Set each entry down verbatim, omitting images.
-- Start Dataset rows --
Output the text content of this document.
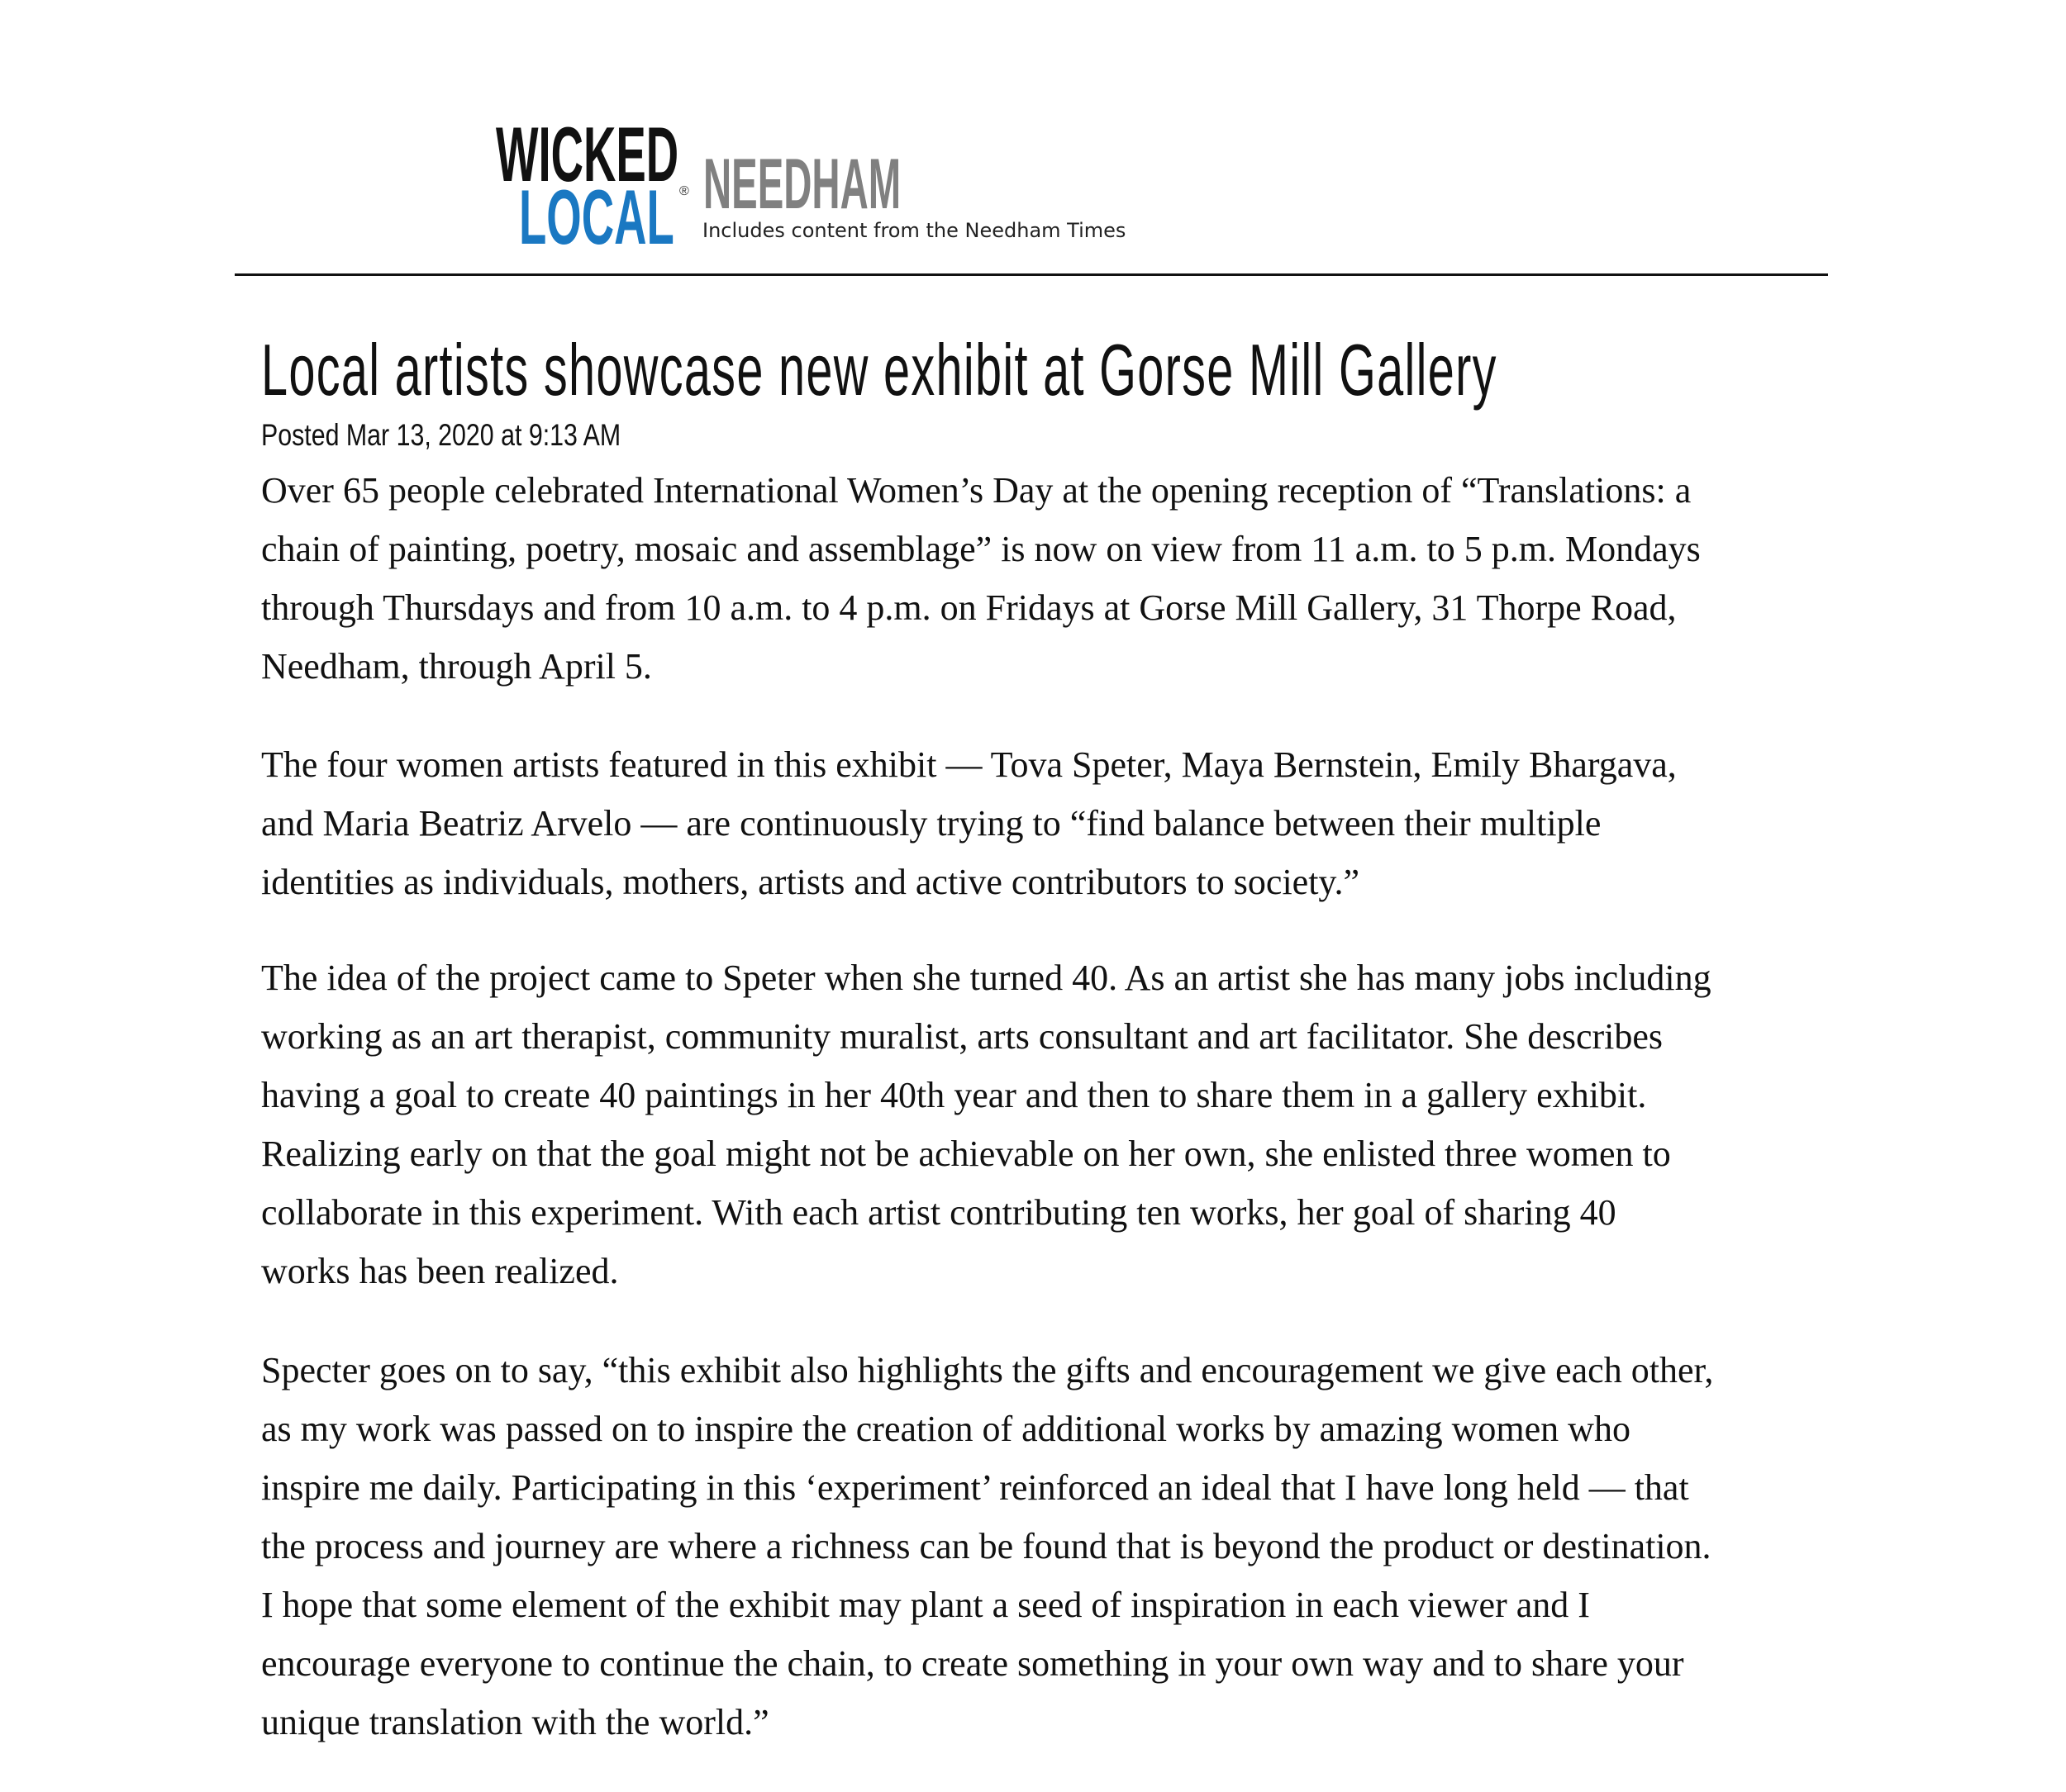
WICKED
LOCAL ® NEEDHAM
Includes content from the Needham Times
Local artists showcase new exhibit at Gorse Mill Gallery
Posted Mar 13, 2020 at 9:13 AM
Over 65 people celebrated International Women’s Day at the opening reception of “Translations: a
chain of painting, poetry, mosaic and assemblage” is now on view from 11 a.m. to 5 p.m. Mondays
through Thursdays and from 10 a.m. to 4 p.m. on Fridays at Gorse Mill Gallery, 31 Thorpe Road,
Needham, through April 5.
The four women artists featured in this exhibit — Tova Speter, Maya Bernstein, Emily Bhargava,
and Maria Beatriz Arvelo — are continuously trying to “find balance between their multiple
identities as individuals, mothers, artists and active contributors to society.”
The idea of the project came to Speter when she turned 40. As an artist she has many jobs including
working as an art therapist, community muralist, arts consultant and art facilitator. She describes
having a goal to create 40 paintings in her 40th year and then to share them in a gallery exhibit.
Realizing early on that the goal might not be achievable on her own, she enlisted three women to
collaborate in this experiment. With each artist contributing ten works, her goal of sharing 40
works has been realized.
Specter goes on to say, “this exhibit also highlights the gifts and encouragement we give each other,
as my work was passed on to inspire the creation of additional works by amazing women who
inspire me daily. Participating in this ‘experiment’ reinforced an ideal that I have long held — that
the process and journey are where a richness can be found that is beyond the product or destination.
I hope that some element of the exhibit may plant a seed of inspiration in each viewer and I
encourage everyone to continue the chain, to create something in your own way and to share your
unique translation with the world.”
-- End Dataset rows --
** Exercise solution **
Output the text content of this document.
WICKED
LOCAL ® NEEDHAM
Includes content from the Needham Times
Local artists showcase new exhibit at Gorse Mill Gallery
Posted Mar 13, 2020 at 9:13 AM
Over 65 people celebrated International Women’s Day at the opening reception of “Translations: a
chain of painting, poetry, mosaic and assemblage” is now on view from 11 a.m. to 5 p.m. Mondays
through Thursdays and from 10 a.m. to 4 p.m. on Fridays at Gorse Mill Gallery, 31 Thorpe Road,
Needham, through April 5.
The four women artists featured in this exhibit — Tova Speter, Maya Bernstein, Emily Bhargava,
and Maria Beatriz Arvelo — are continuously trying to “find balance between their multiple
identities as individuals, mothers, artists and active contributors to society.”
The idea of the project came to Speter when she turned 40. As an artist she has many jobs including
working as an art therapist, community muralist, arts consultant and art facilitator. She describes
having a goal to create 40 paintings in her 40th year and then to share them in a gallery exhibit.
Realizing early on that the goal might not be achievable on her own, she enlisted three women to
collaborate in this experiment. With each artist contributing ten works, her goal of sharing 40
works has been realized.
Specter goes on to say, “this exhibit also highlights the gifts and encouragement we give each other,
as my work was passed on to inspire the creation of additional works by amazing women who
inspire me daily. Participating in this ‘experiment’ reinforced an ideal that I have long held — that
the process and journey are where a richness can be found that is beyond the product or destination.
I hope that some element of the exhibit may plant a seed of inspiration in each viewer and I
encourage everyone to continue the chain, to create something in your own way and to share your
unique translation with the world.”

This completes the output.